● GOAL OF THE EXERCISE
Every entry must be given again exactly.

● MATERIAL FOR THE TASK

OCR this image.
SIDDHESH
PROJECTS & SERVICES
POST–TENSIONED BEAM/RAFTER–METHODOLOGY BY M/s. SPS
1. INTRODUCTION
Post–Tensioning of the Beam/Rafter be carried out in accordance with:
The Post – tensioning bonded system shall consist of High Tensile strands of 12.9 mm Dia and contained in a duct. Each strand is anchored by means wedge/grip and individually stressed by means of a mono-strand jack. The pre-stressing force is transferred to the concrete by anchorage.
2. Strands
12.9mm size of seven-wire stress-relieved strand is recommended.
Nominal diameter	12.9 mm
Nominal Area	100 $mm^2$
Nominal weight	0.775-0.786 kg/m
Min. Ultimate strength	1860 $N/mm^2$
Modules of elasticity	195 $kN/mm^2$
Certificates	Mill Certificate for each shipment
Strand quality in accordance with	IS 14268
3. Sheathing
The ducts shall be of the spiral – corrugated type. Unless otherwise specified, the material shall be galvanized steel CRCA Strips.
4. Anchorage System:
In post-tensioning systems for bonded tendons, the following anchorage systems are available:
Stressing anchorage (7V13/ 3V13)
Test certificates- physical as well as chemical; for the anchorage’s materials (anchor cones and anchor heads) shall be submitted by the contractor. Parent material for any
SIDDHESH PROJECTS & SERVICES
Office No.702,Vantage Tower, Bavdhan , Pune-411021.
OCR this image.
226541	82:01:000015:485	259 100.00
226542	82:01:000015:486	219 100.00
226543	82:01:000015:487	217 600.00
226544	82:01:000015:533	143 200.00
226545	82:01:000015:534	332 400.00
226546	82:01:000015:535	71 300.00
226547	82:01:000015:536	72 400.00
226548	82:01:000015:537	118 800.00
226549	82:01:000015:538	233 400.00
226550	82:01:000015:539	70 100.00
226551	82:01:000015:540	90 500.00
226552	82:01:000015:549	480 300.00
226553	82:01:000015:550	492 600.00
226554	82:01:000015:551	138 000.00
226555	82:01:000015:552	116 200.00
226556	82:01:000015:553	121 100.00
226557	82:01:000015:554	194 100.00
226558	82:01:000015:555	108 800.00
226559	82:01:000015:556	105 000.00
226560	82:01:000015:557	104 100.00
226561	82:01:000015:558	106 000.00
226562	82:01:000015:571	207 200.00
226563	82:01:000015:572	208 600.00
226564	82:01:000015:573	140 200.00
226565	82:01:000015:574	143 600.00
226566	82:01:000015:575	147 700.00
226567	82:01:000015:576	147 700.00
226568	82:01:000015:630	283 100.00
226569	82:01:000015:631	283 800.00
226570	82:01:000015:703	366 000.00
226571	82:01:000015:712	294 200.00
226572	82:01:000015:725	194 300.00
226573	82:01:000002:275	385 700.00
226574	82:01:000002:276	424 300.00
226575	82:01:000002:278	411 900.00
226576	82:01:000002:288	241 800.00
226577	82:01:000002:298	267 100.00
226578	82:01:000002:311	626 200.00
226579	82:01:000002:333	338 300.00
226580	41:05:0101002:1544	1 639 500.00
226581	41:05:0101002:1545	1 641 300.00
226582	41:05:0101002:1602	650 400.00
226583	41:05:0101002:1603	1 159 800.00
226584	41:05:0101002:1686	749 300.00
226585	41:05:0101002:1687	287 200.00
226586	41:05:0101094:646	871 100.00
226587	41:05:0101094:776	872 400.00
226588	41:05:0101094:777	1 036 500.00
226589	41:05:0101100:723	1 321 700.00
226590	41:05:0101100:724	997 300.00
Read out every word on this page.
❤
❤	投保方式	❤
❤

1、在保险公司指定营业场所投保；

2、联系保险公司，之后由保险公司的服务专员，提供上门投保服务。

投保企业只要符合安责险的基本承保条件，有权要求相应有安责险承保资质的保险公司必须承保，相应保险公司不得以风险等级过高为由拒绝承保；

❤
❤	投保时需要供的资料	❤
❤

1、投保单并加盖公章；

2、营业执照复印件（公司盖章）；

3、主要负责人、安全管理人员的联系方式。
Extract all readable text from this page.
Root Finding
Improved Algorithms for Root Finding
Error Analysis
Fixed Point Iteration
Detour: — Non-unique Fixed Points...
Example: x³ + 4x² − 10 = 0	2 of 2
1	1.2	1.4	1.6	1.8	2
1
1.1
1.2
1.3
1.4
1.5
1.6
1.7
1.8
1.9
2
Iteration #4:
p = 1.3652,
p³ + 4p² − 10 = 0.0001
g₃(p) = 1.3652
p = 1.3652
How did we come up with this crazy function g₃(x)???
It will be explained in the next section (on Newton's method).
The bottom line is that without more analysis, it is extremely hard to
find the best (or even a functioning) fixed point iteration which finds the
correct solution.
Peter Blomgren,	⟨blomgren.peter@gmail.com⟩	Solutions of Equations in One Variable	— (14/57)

● THE RESPONSE
OCR this image.
SIDDHESH
PROJECTS & SERVICES
POST–TENSIONED BEAM/RAFTER–METHODOLOGY BY M/s. SPS
1. INTRODUCTION
Post–Tensioning of the Beam/Rafter be carried out in accordance with:
The Post – tensioning bonded system shall consist of High Tensile strands of 12.9 mm Dia and contained in a duct. Each strand is anchored by means wedge/grip and individually stressed by means of a mono-strand jack. The pre-stressing force is transferred to the concrete by anchorage.
2. Strands
12.9mm size of seven-wire stress-relieved strand is recommended.
Nominal diameter	12.9 mm
Nominal Area	100 $mm^2$
Nominal weight	0.775-0.786 kg/m
Min. Ultimate strength	1860 $N/mm^2$
Modules of elasticity	195 $kN/mm^2$
Certificates	Mill Certificate for each shipment
Strand quality in accordance with	IS 14268
3. Sheathing
The ducts shall be of the spiral – corrugated type. Unless otherwise specified, the material shall be galvanized steel CRCA Strips.
4. Anchorage System:
In post-tensioning systems for bonded tendons, the following anchorage systems are available:
Stressing anchorage (7V13/ 3V13)
Test certificates- physical as well as chemical; for the anchorage’s materials (anchor cones and anchor heads) shall be submitted by the contractor. Parent material for any
SIDDHESH PROJECTS & SERVICES
Office No.702,Vantage Tower, Bavdhan , Pune-411021.
OCR this image.
226541	82:01:000015:485	259 100.00
226542	82:01:000015:486	219 100.00
226543	82:01:000015:487	217 600.00
226544	82:01:000015:533	143 200.00
226545	82:01:000015:534	332 400.00
226546	82:01:000015:535	71 300.00
226547	82:01:000015:536	72 400.00
226548	82:01:000015:537	118 800.00
226549	82:01:000015:538	233 400.00
226550	82:01:000015:539	70 100.00
226551	82:01:000015:540	90 500.00
226552	82:01:000015:549	480 300.00
226553	82:01:000015:550	492 600.00
226554	82:01:000015:551	138 000.00
226555	82:01:000015:552	116 200.00
226556	82:01:000015:553	121 100.00
226557	82:01:000015:554	194 100.00
226558	82:01:000015:555	108 800.00
226559	82:01:000015:556	105 000.00
226560	82:01:000015:557	104 100.00
226561	82:01:000015:558	106 000.00
226562	82:01:000015:571	207 200.00
226563	82:01:000015:572	208 600.00
226564	82:01:000015:573	140 200.00
226565	82:01:000015:574	143 600.00
226566	82:01:000015:575	147 700.00
226567	82:01:000015:576	147 700.00
226568	82:01:000015:630	283 100.00
226569	82:01:000015:631	283 800.00
226570	82:01:000015:703	366 000.00
226571	82:01:000015:712	294 200.00
226572	82:01:000015:725	194 300.00
226573	82:01:000002:275	385 700.00
226574	82:01:000002:276	424 300.00
226575	82:01:000002:278	411 900.00
226576	82:01:000002:288	241 800.00
226577	82:01:000002:298	267 100.00
226578	82:01:000002:311	626 200.00
226579	82:01:000002:333	338 300.00
226580	41:05:0101002:1544	1 639 500.00
226581	41:05:0101002:1545	1 641 300.00
226582	41:05:0101002:1602	650 400.00
226583	41:05:0101002:1603	1 159 800.00
226584	41:05:0101002:1686	749 300.00
226585	41:05:0101002:1687	287 200.00
226586	41:05:0101094:646	871 100.00
226587	41:05:0101094:776	872 400.00
226588	41:05:0101094:777	1 036 500.00
226589	41:05:0101100:723	1 321 700.00
226590	41:05:0101100:724	997 300.00
Read out every word on this page.
❤
❤	投保方式	❤
❤

1、在保险公司指定营业场所投保；

2、联系保险公司，之后由保险公司的服务专员，提供上门投保服务。

投保企业只要符合安责险的基本承保条件，有权要求相应有安责险承保资质的保险公司必须承保，相应保险公司不得以风险等级过高为由拒绝承保；

❤
❤	投保时需要供的资料	❤
❤

1、投保单并加盖公章；

2、营业执照复印件（公司盖章）；

3、主要负责人、安全管理人员的联系方式。
Extract all readable text from this page.
Root Finding
Improved Algorithms for Root Finding
Error Analysis
Fixed Point Iteration
Detour: — Non-unique Fixed Points...
Example: x³ + 4x² − 10 = 0	2 of 2
1	1.2	1.4	1.6	1.8	2
1
1.1
1.2
1.3
1.4
1.5
1.6
1.7
1.8
1.9
2
Iteration #4:
p = 1.3652,
p³ + 4p² − 10 = 0.0001
g₃(p) = 1.3652
p = 1.3652
How did we come up with this crazy function g₃(x)???
It will be explained in the next section (on Newton's method).
The bottom line is that without more analysis, it is extremely hard to
find the best (or even a functioning) fixed point iteration which finds the
correct solution.
Peter Blomgren,	⟨blomgren.peter@gmail.com⟩	Solutions of Equations in One Variable	— (14/57)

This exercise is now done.